**Goal:** Find how many lines contain the word "from" and state that number alone.

**Input for this task:**
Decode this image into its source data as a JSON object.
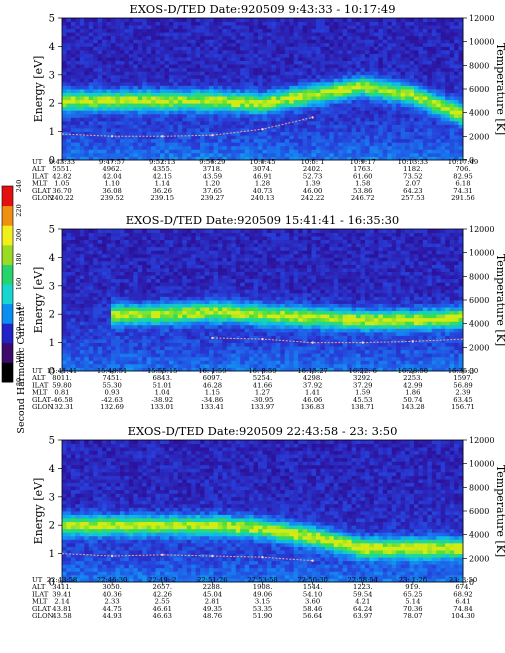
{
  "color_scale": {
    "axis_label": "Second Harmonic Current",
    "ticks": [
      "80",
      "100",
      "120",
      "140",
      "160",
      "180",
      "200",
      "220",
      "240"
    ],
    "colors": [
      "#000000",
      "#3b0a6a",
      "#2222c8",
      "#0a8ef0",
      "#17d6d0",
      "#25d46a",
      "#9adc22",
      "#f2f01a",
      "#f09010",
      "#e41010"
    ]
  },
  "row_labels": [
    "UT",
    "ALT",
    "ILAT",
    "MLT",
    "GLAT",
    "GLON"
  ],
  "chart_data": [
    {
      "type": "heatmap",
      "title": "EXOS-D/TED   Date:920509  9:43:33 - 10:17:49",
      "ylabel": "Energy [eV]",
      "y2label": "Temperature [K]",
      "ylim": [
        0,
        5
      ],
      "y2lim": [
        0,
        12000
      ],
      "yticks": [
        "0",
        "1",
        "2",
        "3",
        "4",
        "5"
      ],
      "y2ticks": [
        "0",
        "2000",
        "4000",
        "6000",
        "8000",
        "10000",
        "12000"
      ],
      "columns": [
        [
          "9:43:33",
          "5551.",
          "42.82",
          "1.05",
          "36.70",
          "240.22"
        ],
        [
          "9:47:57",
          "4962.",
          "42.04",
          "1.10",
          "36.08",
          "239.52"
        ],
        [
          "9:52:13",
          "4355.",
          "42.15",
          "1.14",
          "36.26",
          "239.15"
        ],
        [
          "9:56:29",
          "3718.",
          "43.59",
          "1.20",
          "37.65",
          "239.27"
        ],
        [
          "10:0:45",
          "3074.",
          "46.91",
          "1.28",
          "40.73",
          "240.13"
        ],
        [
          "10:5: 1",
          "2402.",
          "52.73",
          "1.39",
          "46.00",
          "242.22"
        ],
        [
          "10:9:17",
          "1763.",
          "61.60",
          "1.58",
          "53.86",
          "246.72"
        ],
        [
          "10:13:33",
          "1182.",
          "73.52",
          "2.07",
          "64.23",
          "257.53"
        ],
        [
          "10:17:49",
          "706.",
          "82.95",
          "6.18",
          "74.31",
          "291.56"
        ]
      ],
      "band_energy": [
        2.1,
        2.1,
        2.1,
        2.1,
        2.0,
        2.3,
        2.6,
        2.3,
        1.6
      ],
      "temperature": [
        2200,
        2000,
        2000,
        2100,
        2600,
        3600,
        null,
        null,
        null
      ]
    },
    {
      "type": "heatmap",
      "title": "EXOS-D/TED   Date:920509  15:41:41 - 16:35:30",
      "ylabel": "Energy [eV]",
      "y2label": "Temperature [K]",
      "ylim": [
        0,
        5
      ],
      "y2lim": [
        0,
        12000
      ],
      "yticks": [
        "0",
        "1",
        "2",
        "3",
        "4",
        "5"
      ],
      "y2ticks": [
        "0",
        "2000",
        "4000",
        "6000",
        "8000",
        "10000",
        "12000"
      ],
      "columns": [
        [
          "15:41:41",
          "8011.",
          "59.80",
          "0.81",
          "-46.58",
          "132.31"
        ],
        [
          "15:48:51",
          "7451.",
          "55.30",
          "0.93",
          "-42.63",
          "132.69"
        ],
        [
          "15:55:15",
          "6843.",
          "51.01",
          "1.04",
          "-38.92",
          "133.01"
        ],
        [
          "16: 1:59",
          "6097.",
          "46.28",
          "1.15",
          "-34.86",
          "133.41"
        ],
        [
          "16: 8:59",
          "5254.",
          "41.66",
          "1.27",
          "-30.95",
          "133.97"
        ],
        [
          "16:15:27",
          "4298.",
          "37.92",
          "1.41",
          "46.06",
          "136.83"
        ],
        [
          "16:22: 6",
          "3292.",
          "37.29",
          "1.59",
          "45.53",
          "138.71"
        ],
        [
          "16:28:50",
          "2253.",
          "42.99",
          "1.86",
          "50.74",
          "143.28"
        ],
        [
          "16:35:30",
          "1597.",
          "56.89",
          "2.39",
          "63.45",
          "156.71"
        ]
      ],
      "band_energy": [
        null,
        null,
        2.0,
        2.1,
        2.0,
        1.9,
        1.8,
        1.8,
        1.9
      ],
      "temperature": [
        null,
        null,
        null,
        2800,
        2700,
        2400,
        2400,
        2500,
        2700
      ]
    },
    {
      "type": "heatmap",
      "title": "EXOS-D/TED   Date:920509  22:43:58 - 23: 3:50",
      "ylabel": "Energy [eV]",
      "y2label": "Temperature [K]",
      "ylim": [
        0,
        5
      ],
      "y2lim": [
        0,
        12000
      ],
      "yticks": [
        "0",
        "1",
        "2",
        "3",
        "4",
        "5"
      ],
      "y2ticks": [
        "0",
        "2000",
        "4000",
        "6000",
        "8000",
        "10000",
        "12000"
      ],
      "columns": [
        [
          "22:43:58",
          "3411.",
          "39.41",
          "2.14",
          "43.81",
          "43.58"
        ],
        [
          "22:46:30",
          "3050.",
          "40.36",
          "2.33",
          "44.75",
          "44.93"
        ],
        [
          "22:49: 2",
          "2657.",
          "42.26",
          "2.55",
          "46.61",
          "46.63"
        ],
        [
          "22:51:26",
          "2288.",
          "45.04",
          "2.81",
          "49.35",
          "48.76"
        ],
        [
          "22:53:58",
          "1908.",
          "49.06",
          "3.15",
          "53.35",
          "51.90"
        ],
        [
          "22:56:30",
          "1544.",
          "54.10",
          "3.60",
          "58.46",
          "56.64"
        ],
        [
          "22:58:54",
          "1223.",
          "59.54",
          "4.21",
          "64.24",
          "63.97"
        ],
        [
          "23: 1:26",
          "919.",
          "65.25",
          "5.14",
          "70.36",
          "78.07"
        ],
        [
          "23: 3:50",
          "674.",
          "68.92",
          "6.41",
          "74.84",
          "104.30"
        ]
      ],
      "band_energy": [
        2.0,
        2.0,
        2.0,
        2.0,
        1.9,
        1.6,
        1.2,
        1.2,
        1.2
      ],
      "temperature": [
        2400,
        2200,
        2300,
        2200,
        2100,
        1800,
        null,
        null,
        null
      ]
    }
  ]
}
...
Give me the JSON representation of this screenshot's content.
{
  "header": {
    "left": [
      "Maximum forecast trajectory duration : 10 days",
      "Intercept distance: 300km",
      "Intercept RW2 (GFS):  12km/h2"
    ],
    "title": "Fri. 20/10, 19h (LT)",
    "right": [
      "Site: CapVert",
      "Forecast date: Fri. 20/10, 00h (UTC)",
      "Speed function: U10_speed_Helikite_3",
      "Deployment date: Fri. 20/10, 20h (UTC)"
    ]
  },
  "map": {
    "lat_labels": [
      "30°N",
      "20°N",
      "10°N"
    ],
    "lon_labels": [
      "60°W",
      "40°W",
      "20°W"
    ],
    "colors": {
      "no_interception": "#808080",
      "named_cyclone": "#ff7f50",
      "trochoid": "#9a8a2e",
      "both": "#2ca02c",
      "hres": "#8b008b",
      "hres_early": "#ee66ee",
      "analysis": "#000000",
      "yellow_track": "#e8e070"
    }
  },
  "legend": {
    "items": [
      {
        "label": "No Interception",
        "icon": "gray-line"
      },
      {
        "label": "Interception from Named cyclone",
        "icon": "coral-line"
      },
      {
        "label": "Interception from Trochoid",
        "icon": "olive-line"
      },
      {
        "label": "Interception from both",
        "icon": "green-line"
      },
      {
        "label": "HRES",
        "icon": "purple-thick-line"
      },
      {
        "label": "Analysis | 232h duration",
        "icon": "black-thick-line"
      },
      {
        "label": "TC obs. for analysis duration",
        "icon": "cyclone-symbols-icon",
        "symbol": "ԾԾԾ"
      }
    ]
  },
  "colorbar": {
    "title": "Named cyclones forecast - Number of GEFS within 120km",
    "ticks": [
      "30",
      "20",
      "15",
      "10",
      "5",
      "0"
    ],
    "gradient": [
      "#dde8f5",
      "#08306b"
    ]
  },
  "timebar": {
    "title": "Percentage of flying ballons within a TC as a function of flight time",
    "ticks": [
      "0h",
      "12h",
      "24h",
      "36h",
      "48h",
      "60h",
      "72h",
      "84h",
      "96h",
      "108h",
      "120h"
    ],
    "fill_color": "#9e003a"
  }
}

**Full output:** 3